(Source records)
━━━━━━━━━━━━━━━━━━━━

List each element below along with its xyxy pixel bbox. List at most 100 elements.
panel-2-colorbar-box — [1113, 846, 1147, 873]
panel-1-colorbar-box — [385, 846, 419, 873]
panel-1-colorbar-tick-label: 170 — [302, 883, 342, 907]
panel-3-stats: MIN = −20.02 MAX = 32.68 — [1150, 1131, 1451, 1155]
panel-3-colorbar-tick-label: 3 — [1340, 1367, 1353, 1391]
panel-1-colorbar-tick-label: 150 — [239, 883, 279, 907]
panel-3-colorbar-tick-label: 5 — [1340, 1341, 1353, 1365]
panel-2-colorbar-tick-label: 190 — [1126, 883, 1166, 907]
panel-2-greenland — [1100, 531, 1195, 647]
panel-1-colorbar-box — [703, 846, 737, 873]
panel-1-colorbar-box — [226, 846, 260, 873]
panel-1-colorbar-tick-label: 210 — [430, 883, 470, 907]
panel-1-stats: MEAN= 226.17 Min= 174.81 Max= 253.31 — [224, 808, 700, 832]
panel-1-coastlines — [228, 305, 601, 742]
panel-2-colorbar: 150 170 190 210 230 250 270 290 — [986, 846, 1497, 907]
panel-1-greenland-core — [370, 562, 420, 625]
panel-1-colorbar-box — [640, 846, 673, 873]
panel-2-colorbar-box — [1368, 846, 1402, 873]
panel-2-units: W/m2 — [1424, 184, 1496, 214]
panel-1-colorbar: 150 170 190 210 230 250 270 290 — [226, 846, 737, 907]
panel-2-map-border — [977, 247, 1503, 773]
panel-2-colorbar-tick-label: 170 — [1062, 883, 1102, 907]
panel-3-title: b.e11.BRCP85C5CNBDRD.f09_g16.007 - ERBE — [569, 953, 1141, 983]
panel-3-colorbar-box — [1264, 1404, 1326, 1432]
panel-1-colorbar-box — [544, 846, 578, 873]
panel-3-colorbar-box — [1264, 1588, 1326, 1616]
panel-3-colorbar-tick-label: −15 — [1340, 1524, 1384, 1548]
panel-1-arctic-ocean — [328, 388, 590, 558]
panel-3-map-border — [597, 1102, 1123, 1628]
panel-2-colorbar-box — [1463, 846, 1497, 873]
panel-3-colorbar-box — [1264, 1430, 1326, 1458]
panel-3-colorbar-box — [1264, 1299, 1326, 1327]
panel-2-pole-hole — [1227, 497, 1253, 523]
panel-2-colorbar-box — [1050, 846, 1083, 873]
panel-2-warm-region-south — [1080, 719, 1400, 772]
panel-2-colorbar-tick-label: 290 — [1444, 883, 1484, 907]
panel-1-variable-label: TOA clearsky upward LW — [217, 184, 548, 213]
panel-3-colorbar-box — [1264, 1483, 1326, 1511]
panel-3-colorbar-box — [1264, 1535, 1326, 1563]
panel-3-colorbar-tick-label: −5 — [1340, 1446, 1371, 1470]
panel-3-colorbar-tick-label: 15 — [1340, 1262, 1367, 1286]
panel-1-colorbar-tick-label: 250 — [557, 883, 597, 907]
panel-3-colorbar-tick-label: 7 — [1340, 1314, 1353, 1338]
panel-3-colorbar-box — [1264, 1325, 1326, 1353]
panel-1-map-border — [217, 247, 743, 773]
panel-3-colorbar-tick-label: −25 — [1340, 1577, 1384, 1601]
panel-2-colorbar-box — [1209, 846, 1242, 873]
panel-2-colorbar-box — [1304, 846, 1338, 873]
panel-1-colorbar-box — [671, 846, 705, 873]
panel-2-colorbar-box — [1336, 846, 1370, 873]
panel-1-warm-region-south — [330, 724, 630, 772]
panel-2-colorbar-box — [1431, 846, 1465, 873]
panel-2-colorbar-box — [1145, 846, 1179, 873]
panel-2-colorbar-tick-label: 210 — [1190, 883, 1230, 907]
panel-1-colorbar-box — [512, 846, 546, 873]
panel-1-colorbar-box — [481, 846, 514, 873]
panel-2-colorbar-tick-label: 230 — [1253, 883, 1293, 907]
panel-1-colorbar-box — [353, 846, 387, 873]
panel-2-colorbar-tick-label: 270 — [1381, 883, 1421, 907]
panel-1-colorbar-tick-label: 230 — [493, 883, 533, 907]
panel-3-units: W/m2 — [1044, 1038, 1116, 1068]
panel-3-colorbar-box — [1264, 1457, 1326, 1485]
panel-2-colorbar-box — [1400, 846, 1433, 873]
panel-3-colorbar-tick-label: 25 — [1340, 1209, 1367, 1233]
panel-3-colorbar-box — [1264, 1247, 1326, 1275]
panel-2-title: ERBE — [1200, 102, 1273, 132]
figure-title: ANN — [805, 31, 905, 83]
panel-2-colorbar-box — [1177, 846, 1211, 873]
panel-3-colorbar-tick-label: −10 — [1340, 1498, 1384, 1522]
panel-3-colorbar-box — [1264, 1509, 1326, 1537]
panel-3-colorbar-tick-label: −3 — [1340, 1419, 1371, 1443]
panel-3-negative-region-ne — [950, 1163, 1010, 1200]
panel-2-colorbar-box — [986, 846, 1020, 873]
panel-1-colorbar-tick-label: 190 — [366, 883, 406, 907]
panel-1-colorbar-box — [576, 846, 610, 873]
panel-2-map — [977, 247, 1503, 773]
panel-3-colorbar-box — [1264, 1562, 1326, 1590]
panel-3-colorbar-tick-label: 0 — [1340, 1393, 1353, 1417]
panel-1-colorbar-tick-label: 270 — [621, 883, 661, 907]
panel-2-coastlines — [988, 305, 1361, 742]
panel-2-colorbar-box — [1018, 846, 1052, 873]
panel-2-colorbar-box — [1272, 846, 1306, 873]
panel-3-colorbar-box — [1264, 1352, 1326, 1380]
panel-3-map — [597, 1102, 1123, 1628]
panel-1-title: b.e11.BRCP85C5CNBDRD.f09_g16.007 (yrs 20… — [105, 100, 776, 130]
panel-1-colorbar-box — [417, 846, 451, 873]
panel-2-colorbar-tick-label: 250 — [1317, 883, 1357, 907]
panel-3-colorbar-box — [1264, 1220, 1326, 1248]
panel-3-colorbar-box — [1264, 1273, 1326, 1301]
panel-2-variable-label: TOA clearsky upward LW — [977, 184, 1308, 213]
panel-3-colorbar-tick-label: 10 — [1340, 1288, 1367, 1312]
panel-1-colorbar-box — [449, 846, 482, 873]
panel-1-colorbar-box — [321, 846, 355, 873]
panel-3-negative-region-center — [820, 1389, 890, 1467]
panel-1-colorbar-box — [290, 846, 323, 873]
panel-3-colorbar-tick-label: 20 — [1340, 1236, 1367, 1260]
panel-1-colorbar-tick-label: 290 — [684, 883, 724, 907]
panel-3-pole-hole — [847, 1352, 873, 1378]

━━━━━━━━━━━━━━━━━━━━

#### What you have to do
Return every line of the source records above, word for word and unchanged.

#### Final answer
List each element below along with its xyxy pixel bbox. List at most 100 elements.
panel-2-colorbar-box — [1113, 846, 1147, 873]
panel-1-colorbar-box — [385, 846, 419, 873]
panel-1-colorbar-tick-label: 170 — [302, 883, 342, 907]
panel-3-stats: MIN = −20.02 MAX = 32.68 — [1150, 1131, 1451, 1155]
panel-3-colorbar-tick-label: 3 — [1340, 1367, 1353, 1391]
panel-1-colorbar-tick-label: 150 — [239, 883, 279, 907]
panel-3-colorbar-tick-label: 5 — [1340, 1341, 1353, 1365]
panel-2-colorbar-tick-label: 190 — [1126, 883, 1166, 907]
panel-2-greenland — [1100, 531, 1195, 647]
panel-1-colorbar-box — [703, 846, 737, 873]
panel-1-colorbar-box — [226, 846, 260, 873]
panel-1-colorbar-tick-label: 210 — [430, 883, 470, 907]
panel-1-stats: MEAN= 226.17 Min= 174.81 Max= 253.31 — [224, 808, 700, 832]
panel-1-coastlines — [228, 305, 601, 742]
panel-2-colorbar: 150 170 190 210 230 250 270 290 — [986, 846, 1497, 907]
panel-1-greenland-core — [370, 562, 420, 625]
panel-1-colorbar-box — [640, 846, 673, 873]
panel-2-colorbar-box — [1368, 846, 1402, 873]
panel-2-units: W/m2 — [1424, 184, 1496, 214]
panel-1-colorbar: 150 170 190 210 230 250 270 290 — [226, 846, 737, 907]
panel-2-map-border — [977, 247, 1503, 773]
panel-2-colorbar-tick-label: 170 — [1062, 883, 1102, 907]
panel-3-title: b.e11.BRCP85C5CNBDRD.f09_g16.007 - ERBE — [569, 953, 1141, 983]
panel-3-colorbar-box — [1264, 1404, 1326, 1432]
panel-1-colorbar-box — [544, 846, 578, 873]
panel-3-colorbar-box — [1264, 1588, 1326, 1616]
panel-3-colorbar-tick-label: −15 — [1340, 1524, 1384, 1548]
panel-1-arctic-ocean — [328, 388, 590, 558]
panel-3-map-border — [597, 1102, 1123, 1628]
panel-2-colorbar-box — [1463, 846, 1497, 873]
panel-3-colorbar-box — [1264, 1430, 1326, 1458]
panel-3-colorbar-box — [1264, 1299, 1326, 1327]
panel-2-pole-hole — [1227, 497, 1253, 523]
panel-2-colorbar-box — [1050, 846, 1083, 873]
panel-2-warm-region-south — [1080, 719, 1400, 772]
panel-2-colorbar-tick-label: 290 — [1444, 883, 1484, 907]
panel-1-variable-label: TOA clearsky upward LW — [217, 184, 548, 213]
panel-3-colorbar-box — [1264, 1483, 1326, 1511]
panel-3-colorbar-box — [1264, 1535, 1326, 1563]
panel-3-colorbar-tick-label: −5 — [1340, 1446, 1371, 1470]
panel-3-colorbar-tick-label: 15 — [1340, 1262, 1367, 1286]
panel-1-colorbar-tick-label: 250 — [557, 883, 597, 907]
panel-3-colorbar-tick-label: 7 — [1340, 1314, 1353, 1338]
panel-3-colorbar-box — [1264, 1325, 1326, 1353]
panel-1-map-border — [217, 247, 743, 773]
panel-3-colorbar-tick-label: −25 — [1340, 1577, 1384, 1601]
panel-2-colorbar-box — [1209, 846, 1242, 873]
panel-2-colorbar-box — [1304, 846, 1338, 873]
panel-1-colorbar-box — [671, 846, 705, 873]
panel-2-colorbar-box — [1336, 846, 1370, 873]
panel-1-warm-region-south — [330, 724, 630, 772]
panel-2-colorbar-box — [1431, 846, 1465, 873]
panel-2-colorbar-box — [1145, 846, 1179, 873]
panel-2-colorbar-tick-label: 210 — [1190, 883, 1230, 907]
panel-1-colorbar-box — [512, 846, 546, 873]
panel-1-colorbar-box — [481, 846, 514, 873]
panel-2-colorbar-tick-label: 230 — [1253, 883, 1293, 907]
panel-1-colorbar-box — [353, 846, 387, 873]
panel-2-colorbar-tick-label: 270 — [1381, 883, 1421, 907]
panel-1-colorbar-tick-label: 230 — [493, 883, 533, 907]
panel-3-units: W/m2 — [1044, 1038, 1116, 1068]
panel-3-colorbar-box — [1264, 1457, 1326, 1485]
panel-2-colorbar-box — [1400, 846, 1433, 873]
panel-3-colorbar-tick-label: 25 — [1340, 1209, 1367, 1233]
panel-3-colorbar-box — [1264, 1247, 1326, 1275]
panel-2-title: ERBE — [1200, 102, 1273, 132]
figure-title: ANN — [805, 31, 905, 83]
panel-2-colorbar-box — [1177, 846, 1211, 873]
panel-3-colorbar-tick-label: −10 — [1340, 1498, 1384, 1522]
panel-3-colorbar-box — [1264, 1509, 1326, 1537]
panel-3-colorbar-tick-label: −3 — [1340, 1419, 1371, 1443]
panel-3-negative-region-ne — [950, 1163, 1010, 1200]
panel-2-colorbar-box — [986, 846, 1020, 873]
panel-1-colorbar-tick-label: 190 — [366, 883, 406, 907]
panel-1-colorbar-box — [576, 846, 610, 873]
panel-2-map — [977, 247, 1503, 773]
panel-3-colorbar-box — [1264, 1562, 1326, 1590]
panel-3-colorbar-tick-label: 0 — [1340, 1393, 1353, 1417]
panel-1-colorbar-tick-label: 270 — [621, 883, 661, 907]
panel-2-coastlines — [988, 305, 1361, 742]
panel-2-colorbar-box — [1018, 846, 1052, 873]
panel-2-colorbar-box — [1272, 846, 1306, 873]
panel-3-colorbar-box — [1264, 1352, 1326, 1380]
panel-3-map — [597, 1102, 1123, 1628]
panel-1-title: b.e11.BRCP85C5CNBDRD.f09_g16.007 (yrs 20… — [105, 100, 776, 130]
panel-1-colorbar-box — [417, 846, 451, 873]
panel-2-colorbar-tick-label: 250 — [1317, 883, 1357, 907]
panel-3-colorbar-box — [1264, 1220, 1326, 1248]
panel-3-colorbar-box — [1264, 1273, 1326, 1301]
panel-2-variable-label: TOA clearsky upward LW — [977, 184, 1308, 213]
panel-3-colorbar-tick-label: 10 — [1340, 1288, 1367, 1312]
panel-1-colorbar-box — [449, 846, 482, 873]
panel-1-colorbar-box — [321, 846, 355, 873]
panel-3-negative-region-center — [820, 1389, 890, 1467]
panel-1-colorbar-box — [290, 846, 323, 873]
panel-3-colorbar-tick-label: 20 — [1340, 1236, 1367, 1260]
panel-1-colorbar-tick-label: 290 — [684, 883, 724, 907]
panel-3-pole-hole — [847, 1352, 873, 1378]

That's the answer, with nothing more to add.